RECORDS FOR THIS TASK:
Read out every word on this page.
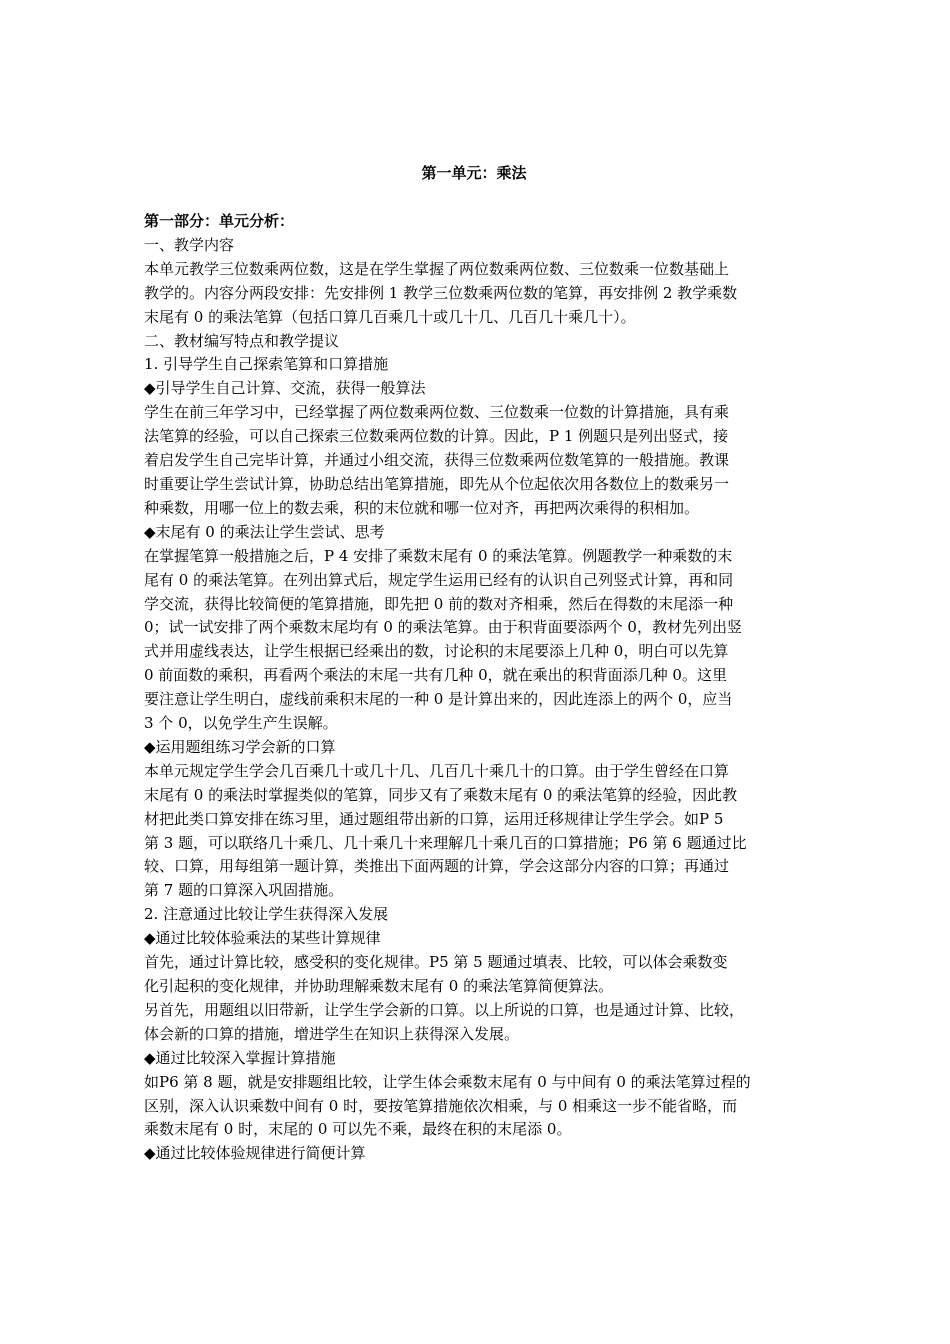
第一单元：乘法

第一部分：单元分析：

一、教学内容

本单元教学三位数乘两位数，这是在学生掌握了两位数乘两位数、三位数乘一位数基础上

教学的。内容分两段安排：先安排例 1 教学三位数乘两位数的笔算，再安排例 2 教学乘数

末尾有 0 的乘法笔算（包括口算几百乘几十或几十几、几百几十乘几十）。

二、教材编写特点和教学提议

1. 引导学生自己探索笔算和口算措施

◆引导学生自己计算、交流，获得一般算法

学生在前三年学习中，已经掌握了两位数乘两位数、三位数乘一位数的计算措施，具有乘

法笔算的经验，可以自己探索三位数乘两位数的计算。因此，P 1 例题只是列出竖式，接

着启发学生自己完毕计算，并通过小组交流，获得三位数乘两位数笔算的一般措施。教课

时重要让学生尝试计算，协助总结出笔算措施，即先从个位起依次用各数位上的数乘另一

种乘数，用哪一位上的数去乘，积的末位就和哪一位对齐，再把两次乘得的积相加。

◆末尾有 0 的乘法让学生尝试、思考

在掌握笔算一般措施之后，P 4 安排了乘数末尾有 0 的乘法笔算。例题教学一种乘数的末

尾有 0 的乘法笔算。在列出算式后，规定学生运用已经有的认识自己列竖式计算，再和同

学交流，获得比较简便的笔算措施，即先把 0 前的数对齐相乘，然后在得数的末尾添一种

0；试一试安排了两个乘数末尾均有 0 的乘法笔算。由于积背面要添两个 0，教材先列出竖

式并用虚线表达，让学生根据已经乘出的数，讨论积的末尾要添上几种 0，明白可以先算

0 前面数的乘积，再看两个乘法的末尾一共有几种 0，就在乘出的积背面添几种 0。这里

要注意让学生明白，虚线前乘积末尾的一种 0 是计算出来的，因此连添上的两个 0，应当

3 个 0，以免学生产生误解。

◆运用题组练习学会新的口算

本单元规定学生学会几百乘几十或几十几、几百几十乘几十的口算。由于学生曾经在口算

末尾有 0 的乘法时掌握类似的笔算，同步又有了乘数末尾有 0 的乘法笔算的经验，因此教

材把此类口算安排在练习里，通过题组带出新的口算，运用迁移规律让学生学会。如P 5

第 3 题，可以联络几十乘几、几十乘几十来理解几十乘几百的口算措施；P6 第 6 题通过比

较、口算，用每组第一题计算，类推出下面两题的计算，学会这部分内容的口算；再通过

第 7 题的口算深入巩固措施。

2. 注意通过比较让学生获得深入发展

◆通过比较体验乘法的某些计算规律

首先，通过计算比较，感受积的变化规律。P5 第 5 题通过填表、比较，可以体会乘数变

化引起积的变化规律，并协助理解乘数末尾有 0 的乘法笔算简便算法。

另首先，用题组以旧带新，让学生学会新的口算。以上所说的口算，也是通过计算、比较，

体会新的口算的措施，增进学生在知识上获得深入发展。

◆通过比较深入掌握计算措施

如P6 第 8 题，就是安排题组比较，让学生体会乘数末尾有 0 与中间有 0 的乘法笔算过程的

区别，深入认识乘数中间有 0 时，要按笔算措施依次相乘，与 0 相乘这一步不能省略，而

乘数末尾有 0 时，末尾的 0 可以先不乘，最终在积的末尾添 0。

◆通过比较体验规律进行简便计算
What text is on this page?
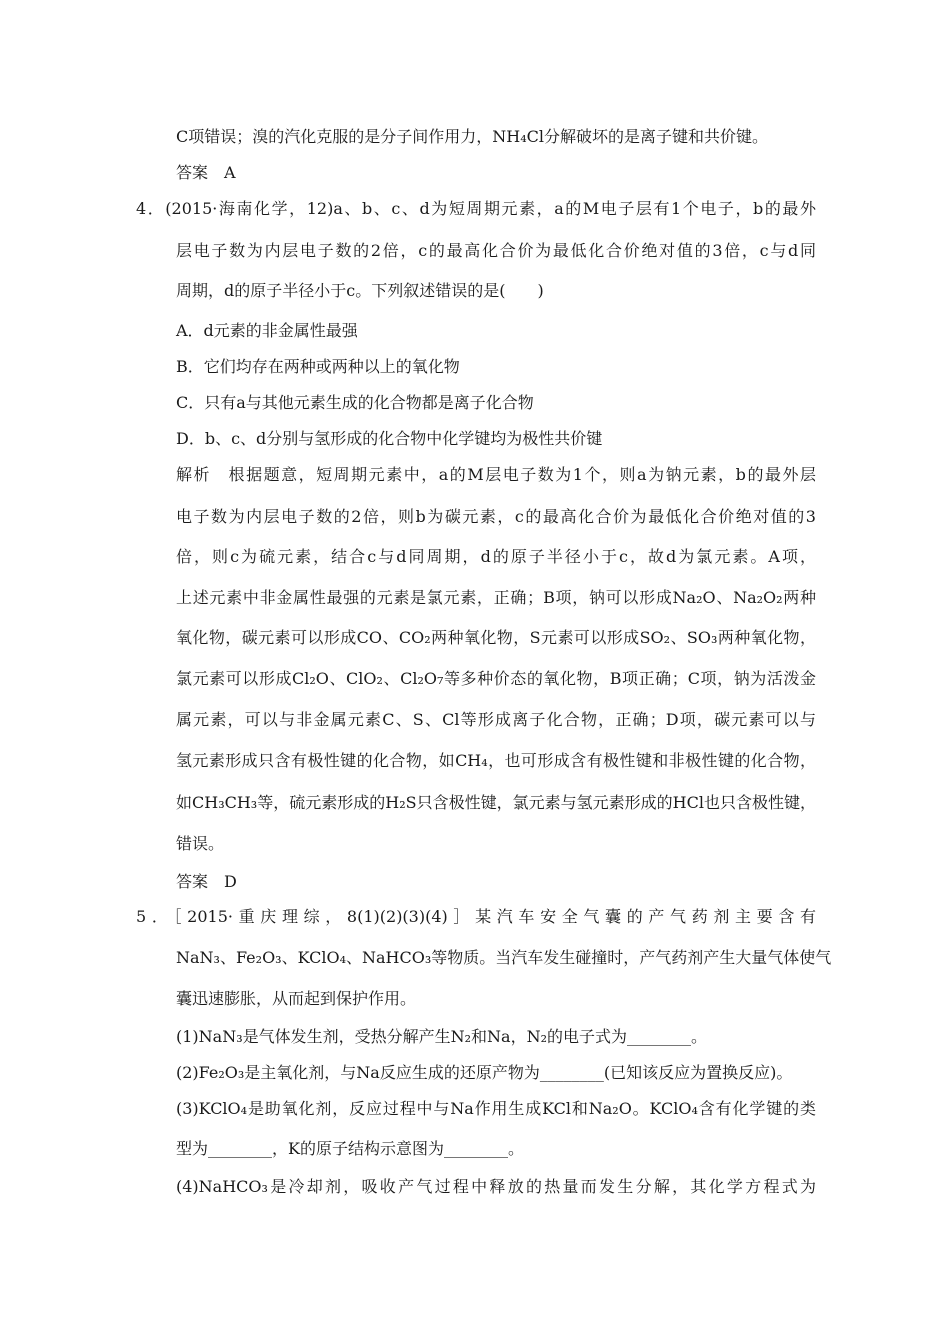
C项错误；溴的汽化克服的是分子间作用力，NH₄Cl分解破坏的是离子键和共价键。
答案　A
4．(2015·海南化学，12)a、b、c、d为短周期元素，a的M电子层有1个电子，b的最外
层电子数为内层电子数的2倍，c的最高化合价为最低化合价绝对值的3倍，c与d同
周期，d的原子半径小于c。下列叙述错误的是(　　)
A．d元素的非金属性最强
B．它们均存在两种或两种以上的氧化物
C．只有a与其他元素生成的化合物都是离子化合物
D．b、c、d分别与氢形成的化合物中化学键均为极性共价键
解析　根据题意，短周期元素中，a的M层电子数为1个，则a为钠元素，b的最外层
电子数为内层电子数的2倍，则b为碳元素，c的最高化合价为最低化合价绝对值的3
倍，则c为硫元素，结合c与d同周期，d的原子半径小于c，故d为氯元素。A项，
上述元素中非金属性最强的元素是氯元素，正确；B项，钠可以形成Na₂O、Na₂O₂两种
氧化物，碳元素可以形成CO、CO₂两种氧化物，S元素可以形成SO₂、SO₃两种氧化物，
氯元素可以形成Cl₂O、ClO₂、Cl₂O₇等多种价态的氧化物，B项正确；C项，钠为活泼金
属元素，可以与非金属元素C、S、Cl等形成离子化合物，正确；D项，碳元素可以与
氢元素形成只含有极性键的化合物，如CH₄，也可形成含有极性键和非极性键的化合物，
如CH₃CH₃等，硫元素形成的H₂S只含极性键，氯元素与氢元素形成的HCl也只含极性键，
错误。
答案　D
5．［2015·重庆理综，8(1)(2)(3)(4)］某汽车安全气囊的产气药剂主要含有
NaN₃、Fe₂O₃、KClO₄、NaHCO₃等物质。当汽车发生碰撞时，产气药剂产生大量气体使气
囊迅速膨胀，从而起到保护作用。
(1)NaN₃是气体发生剂，受热分解产生N₂和Na，N₂的电子式为________。
(2)Fe₂O₃是主氧化剂，与Na反应生成的还原产物为________(已知该反应为置换反应)。
(3)KClO₄是助氧化剂，反应过程中与Na作用生成KCl和Na₂O。KClO₄含有化学键的类
型为________，K的原子结构示意图为________。
(4)NaHCO₃是冷却剂，吸收产气过程中释放的热量而发生分解，其化学方程式为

WHAT IS NEEDED:
Examine the records and pull out every line where the string "page" occurs.

RESPONSE BELOW:
Read out every word on this page.
What text is on this page?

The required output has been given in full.